## Complete the following
1. In the extract on personal finance, what yield did Davis give for ten-year treasuries?
2. Extend the personal finance extract, picking up after its last sentence.

## Extract
%%
Credit unions can offer better deals on some interest rates for loans. But Davis said all financial institutions are looking to lure customers. There might even be room for haggling when meeting in person mixed if you’re armed with internet research.

“When you’re dealing with an individual adviser, a financial adviser offering investment services, those services absolutely are negotiable,” Davis said. “The fees that they can charge can and will dramatically impact the amount of money you have for retirement years and decades later.”

The wild fluctuations in the stock market have created some serious downsides for long-term investments. Davis said make sure to hold your broker or adviser in check.

“Interest rates on those bond portfolios have plunged over the past year. Ten-year treasuries are yielding well below 1%. If you have those assets with a financial adviser, they may be charging you more than your yield on those assets,” Davis said.

Kristy Meeler, managing principal of Avondale Wealth Advisors financial planning firm and president of community councils for JAXChamber, said when it comes to personal investments, the first thing to keep in mind now is it’s no time to panic.And for those who’ve been hit the worst, Meeler said, even if you’ve lost your job, do not walk away without notice from outstanding debt.
%%
## Dataset extract
%%
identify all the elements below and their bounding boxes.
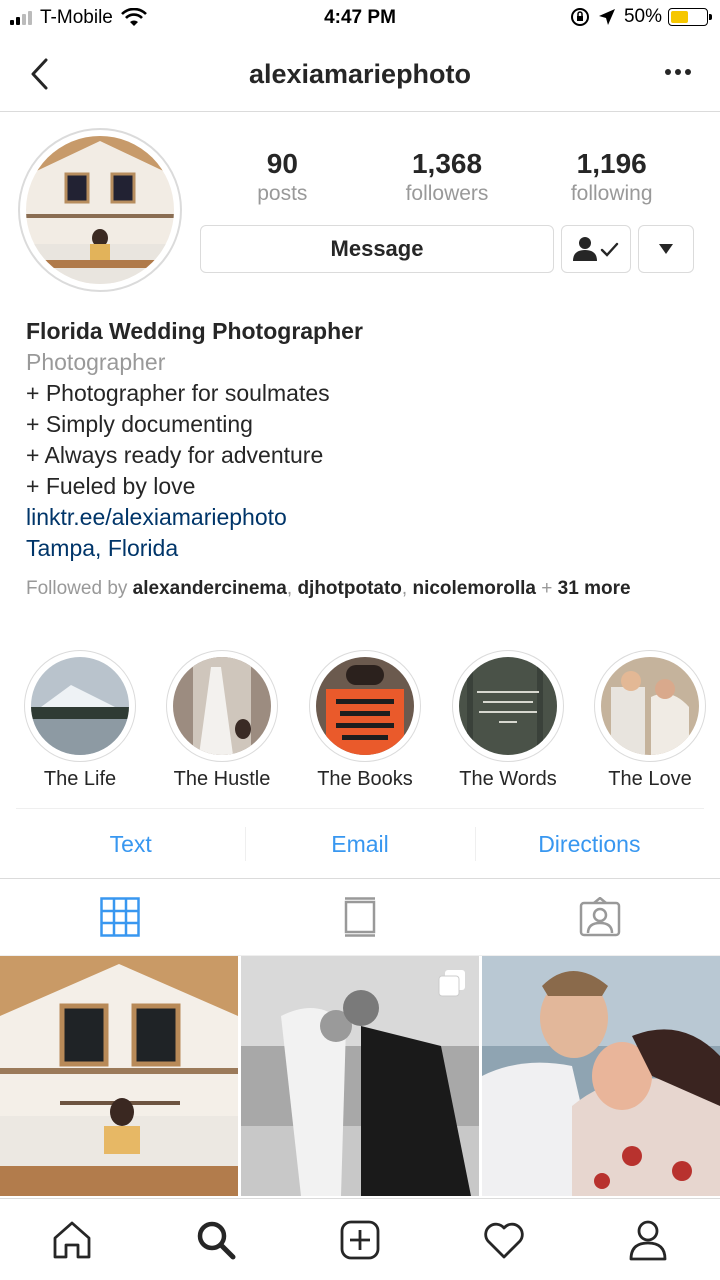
%%
## Responses by task
1. Well below 1%.

2.
She said to call financial institutions if you’re in a hole.

“Companies are eight out of 10 times more likely to work with someone right now to extend that [debt] and not harm your credit and help you get back on your feet,” Meeler said.

While the stock market has gyrated in wild ups and downs, Meeler said for most, don’t even think about selling stocks.

“It’s the retirees [who are most worried]. When you’re not collecting your paycheck and you’re living out of your portfolio and you see the news, you think your portfolio is down 30%. We had to reach out to them,” Meeler said.

“Don’t panic. It’s hard to do. But you can’t catch a falling market so you have to stay the course,” Meeler said.